> WHAT YOU NEED TO DO
Lines before the one containing "Serialize everything readable" are left out; copy that line and every later line through the end of the data exactly.

═════ RECORDS PROVIDED ═════

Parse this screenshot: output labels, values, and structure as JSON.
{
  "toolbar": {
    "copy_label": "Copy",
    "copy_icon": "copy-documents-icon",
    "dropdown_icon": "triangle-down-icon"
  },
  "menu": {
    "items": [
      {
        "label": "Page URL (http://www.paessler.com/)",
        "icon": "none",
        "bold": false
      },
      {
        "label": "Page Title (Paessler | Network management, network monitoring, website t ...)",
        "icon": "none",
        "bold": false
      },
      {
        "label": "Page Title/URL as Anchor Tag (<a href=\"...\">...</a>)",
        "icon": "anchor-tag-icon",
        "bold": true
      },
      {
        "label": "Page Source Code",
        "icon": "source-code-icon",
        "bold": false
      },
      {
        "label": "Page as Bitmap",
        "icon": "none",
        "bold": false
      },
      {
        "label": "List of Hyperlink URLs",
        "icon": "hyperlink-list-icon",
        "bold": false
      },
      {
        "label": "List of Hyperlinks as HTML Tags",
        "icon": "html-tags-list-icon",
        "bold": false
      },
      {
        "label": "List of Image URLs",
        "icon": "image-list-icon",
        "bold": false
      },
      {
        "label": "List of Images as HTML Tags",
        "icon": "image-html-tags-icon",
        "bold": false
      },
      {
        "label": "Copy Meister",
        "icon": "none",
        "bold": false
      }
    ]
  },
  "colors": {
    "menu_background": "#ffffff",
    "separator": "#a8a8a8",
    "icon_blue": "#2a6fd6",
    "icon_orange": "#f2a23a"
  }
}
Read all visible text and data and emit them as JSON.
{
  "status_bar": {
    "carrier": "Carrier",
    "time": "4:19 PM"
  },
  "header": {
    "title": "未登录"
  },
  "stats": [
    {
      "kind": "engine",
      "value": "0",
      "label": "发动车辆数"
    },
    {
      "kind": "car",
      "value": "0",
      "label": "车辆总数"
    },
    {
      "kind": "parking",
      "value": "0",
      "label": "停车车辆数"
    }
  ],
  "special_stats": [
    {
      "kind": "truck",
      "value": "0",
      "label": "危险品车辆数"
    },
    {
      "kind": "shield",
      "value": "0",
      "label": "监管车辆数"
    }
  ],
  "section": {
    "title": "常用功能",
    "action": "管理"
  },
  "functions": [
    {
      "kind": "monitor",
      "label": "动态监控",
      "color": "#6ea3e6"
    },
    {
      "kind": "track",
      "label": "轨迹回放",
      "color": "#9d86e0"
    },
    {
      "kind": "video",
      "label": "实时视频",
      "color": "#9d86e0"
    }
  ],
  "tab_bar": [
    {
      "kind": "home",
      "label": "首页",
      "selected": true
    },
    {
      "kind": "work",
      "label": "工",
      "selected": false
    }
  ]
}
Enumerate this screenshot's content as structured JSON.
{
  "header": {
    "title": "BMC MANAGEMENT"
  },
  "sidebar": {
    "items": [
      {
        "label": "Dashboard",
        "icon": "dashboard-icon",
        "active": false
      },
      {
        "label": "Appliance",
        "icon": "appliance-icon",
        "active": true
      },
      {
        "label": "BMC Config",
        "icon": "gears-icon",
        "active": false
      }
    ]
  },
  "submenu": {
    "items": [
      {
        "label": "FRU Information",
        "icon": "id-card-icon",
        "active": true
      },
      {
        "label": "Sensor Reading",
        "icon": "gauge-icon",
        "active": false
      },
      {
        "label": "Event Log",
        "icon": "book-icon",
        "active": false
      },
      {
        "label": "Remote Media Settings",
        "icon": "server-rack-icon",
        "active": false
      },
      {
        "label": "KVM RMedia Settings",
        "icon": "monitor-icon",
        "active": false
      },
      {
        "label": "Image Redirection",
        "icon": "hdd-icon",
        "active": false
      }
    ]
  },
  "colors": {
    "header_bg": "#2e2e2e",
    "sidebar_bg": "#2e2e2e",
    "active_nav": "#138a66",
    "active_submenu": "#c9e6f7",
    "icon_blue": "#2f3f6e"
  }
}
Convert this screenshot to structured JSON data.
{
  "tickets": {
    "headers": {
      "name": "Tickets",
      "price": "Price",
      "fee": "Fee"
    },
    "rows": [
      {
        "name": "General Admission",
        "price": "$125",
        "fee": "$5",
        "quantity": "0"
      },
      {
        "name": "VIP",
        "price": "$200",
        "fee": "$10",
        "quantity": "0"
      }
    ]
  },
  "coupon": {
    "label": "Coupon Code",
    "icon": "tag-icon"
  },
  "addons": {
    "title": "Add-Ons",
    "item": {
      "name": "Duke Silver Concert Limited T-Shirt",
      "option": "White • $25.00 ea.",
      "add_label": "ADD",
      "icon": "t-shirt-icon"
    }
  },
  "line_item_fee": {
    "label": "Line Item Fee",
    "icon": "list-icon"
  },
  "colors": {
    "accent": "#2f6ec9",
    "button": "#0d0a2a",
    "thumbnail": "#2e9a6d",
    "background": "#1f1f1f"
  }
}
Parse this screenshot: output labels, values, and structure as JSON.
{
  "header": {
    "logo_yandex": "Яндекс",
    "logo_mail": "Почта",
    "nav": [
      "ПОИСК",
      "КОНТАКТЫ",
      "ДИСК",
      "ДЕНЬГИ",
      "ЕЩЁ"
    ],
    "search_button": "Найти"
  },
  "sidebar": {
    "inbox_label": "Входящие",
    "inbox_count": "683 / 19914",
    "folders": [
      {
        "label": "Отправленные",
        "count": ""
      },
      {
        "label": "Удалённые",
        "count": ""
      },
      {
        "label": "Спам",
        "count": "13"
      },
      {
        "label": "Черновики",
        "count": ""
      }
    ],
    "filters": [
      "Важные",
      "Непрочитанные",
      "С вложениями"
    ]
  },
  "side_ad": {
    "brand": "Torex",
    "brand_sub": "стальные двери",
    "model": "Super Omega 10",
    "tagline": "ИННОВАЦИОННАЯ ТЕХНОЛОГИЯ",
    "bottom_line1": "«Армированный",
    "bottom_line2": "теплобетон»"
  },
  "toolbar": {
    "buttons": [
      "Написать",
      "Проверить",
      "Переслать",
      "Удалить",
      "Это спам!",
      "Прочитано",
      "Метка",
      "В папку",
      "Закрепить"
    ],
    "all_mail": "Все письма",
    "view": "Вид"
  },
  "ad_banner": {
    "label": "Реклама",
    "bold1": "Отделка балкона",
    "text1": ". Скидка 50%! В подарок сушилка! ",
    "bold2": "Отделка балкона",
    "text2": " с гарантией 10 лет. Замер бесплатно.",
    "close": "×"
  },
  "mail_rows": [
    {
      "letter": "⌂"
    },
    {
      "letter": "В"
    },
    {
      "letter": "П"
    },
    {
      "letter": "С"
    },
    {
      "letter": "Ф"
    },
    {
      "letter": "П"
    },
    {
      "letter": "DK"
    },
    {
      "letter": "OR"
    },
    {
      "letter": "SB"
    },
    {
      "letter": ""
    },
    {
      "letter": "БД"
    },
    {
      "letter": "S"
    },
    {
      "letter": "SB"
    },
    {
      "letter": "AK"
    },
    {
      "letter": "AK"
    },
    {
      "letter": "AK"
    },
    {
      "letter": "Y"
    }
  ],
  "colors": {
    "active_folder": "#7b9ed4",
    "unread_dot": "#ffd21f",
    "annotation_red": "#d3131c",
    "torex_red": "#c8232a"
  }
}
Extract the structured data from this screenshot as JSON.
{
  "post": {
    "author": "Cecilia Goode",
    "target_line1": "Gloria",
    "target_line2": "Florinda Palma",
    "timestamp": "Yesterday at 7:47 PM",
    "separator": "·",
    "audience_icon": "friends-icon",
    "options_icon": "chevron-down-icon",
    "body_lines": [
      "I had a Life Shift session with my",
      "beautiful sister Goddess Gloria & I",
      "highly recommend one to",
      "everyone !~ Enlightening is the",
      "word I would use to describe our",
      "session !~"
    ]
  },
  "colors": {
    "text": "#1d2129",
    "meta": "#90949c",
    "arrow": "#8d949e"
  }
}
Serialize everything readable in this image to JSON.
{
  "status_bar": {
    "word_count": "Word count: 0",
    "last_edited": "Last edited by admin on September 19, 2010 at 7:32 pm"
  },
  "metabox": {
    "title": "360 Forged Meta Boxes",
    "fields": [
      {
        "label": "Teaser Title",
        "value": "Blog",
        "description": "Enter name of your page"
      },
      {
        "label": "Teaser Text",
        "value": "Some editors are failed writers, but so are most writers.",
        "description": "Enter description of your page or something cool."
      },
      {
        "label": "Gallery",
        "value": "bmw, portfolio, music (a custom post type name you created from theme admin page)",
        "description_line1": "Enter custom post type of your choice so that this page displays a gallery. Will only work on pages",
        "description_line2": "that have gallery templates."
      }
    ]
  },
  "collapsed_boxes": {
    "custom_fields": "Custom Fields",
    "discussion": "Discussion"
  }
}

═════

> COMPLETED TASK
Serialize everything readable in this image to JSON.
{
  "status_bar": {
    "word_count": "Word count: 0",
    "last_edited": "Last edited by admin on September 19, 2010 at 7:32 pm"
  },
  "metabox": {
    "title": "360 Forged Meta Boxes",
    "fields": [
      {
        "label": "Teaser Title",
        "value": "Blog",
        "description": "Enter name of your page"
      },
      {
        "label": "Teaser Text",
        "value": "Some editors are failed writers, but so are most writers.",
        "description": "Enter description of your page or something cool."
      },
      {
        "label": "Gallery",
        "value": "bmw, portfolio, music (a custom post type name you created from theme admin page)",
        "description_line1": "Enter custom post type of your choice so that this page displays a gallery. Will only work on pages",
        "description_line2": "that have gallery templates."
      }
    ]
  },
  "collapsed_boxes": {
    "custom_fields": "Custom Fields",
    "discussion": "Discussion"
  }
}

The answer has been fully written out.